Entries taken from a collection
□ □ □ □

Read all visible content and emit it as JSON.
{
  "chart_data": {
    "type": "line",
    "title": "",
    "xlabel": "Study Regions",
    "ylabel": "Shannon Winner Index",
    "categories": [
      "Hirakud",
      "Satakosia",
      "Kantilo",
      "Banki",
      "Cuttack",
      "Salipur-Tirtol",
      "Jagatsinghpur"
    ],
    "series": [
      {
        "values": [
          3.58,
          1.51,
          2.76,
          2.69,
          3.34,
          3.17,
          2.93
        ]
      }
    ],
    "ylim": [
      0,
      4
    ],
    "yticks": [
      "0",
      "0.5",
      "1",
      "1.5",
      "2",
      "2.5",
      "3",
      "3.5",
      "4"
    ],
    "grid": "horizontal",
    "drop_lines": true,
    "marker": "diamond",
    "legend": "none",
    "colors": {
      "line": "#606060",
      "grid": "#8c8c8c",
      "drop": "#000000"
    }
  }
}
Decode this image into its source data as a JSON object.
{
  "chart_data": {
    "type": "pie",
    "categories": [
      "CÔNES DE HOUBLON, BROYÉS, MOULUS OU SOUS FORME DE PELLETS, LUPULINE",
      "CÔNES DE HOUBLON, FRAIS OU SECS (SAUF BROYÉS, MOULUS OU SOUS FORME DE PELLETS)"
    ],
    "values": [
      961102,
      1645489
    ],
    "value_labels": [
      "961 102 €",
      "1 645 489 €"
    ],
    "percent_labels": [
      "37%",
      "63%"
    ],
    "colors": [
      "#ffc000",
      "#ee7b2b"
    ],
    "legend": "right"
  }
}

□ □ □ □

**WRITTEN TASK**
Your task is to quote all of the data word for word.

**COMPLETED TASK**
Read all visible content and emit it as JSON.
{
  "chart_data": {
    "type": "line",
    "title": "",
    "xlabel": "Study Regions",
    "ylabel": "Shannon Winner Index",
    "categories": [
      "Hirakud",
      "Satakosia",
      "Kantilo",
      "Banki",
      "Cuttack",
      "Salipur-Tirtol",
      "Jagatsinghpur"
    ],
    "series": [
      {
        "values": [
          3.58,
          1.51,
          2.76,
          2.69,
          3.34,
          3.17,
          2.93
        ]
      }
    ],
    "ylim": [
      0,
      4
    ],
    "yticks": [
      "0",
      "0.5",
      "1",
      "1.5",
      "2",
      "2.5",
      "3",
      "3.5",
      "4"
    ],
    "grid": "horizontal",
    "drop_lines": true,
    "marker": "diamond",
    "legend": "none",
    "colors": {
      "line": "#606060",
      "grid": "#8c8c8c",
      "drop": "#000000"
    }
  }
}
Decode this image into its source data as a JSON object.
{
  "chart_data": {
    "type": "pie",
    "categories": [
      "CÔNES DE HOUBLON, BROYÉS, MOULUS OU SOUS FORME DE PELLETS, LUPULINE",
      "CÔNES DE HOUBLON, FRAIS OU SECS (SAUF BROYÉS, MOULUS OU SOUS FORME DE PELLETS)"
    ],
    "values": [
      961102,
      1645489
    ],
    "value_labels": [
      "961 102 €",
      "1 645 489 €"
    ],
    "percent_labels": [
      "37%",
      "63%"
    ],
    "colors": [
      "#ffc000",
      "#ee7b2b"
    ],
    "legend": "right"
  }
}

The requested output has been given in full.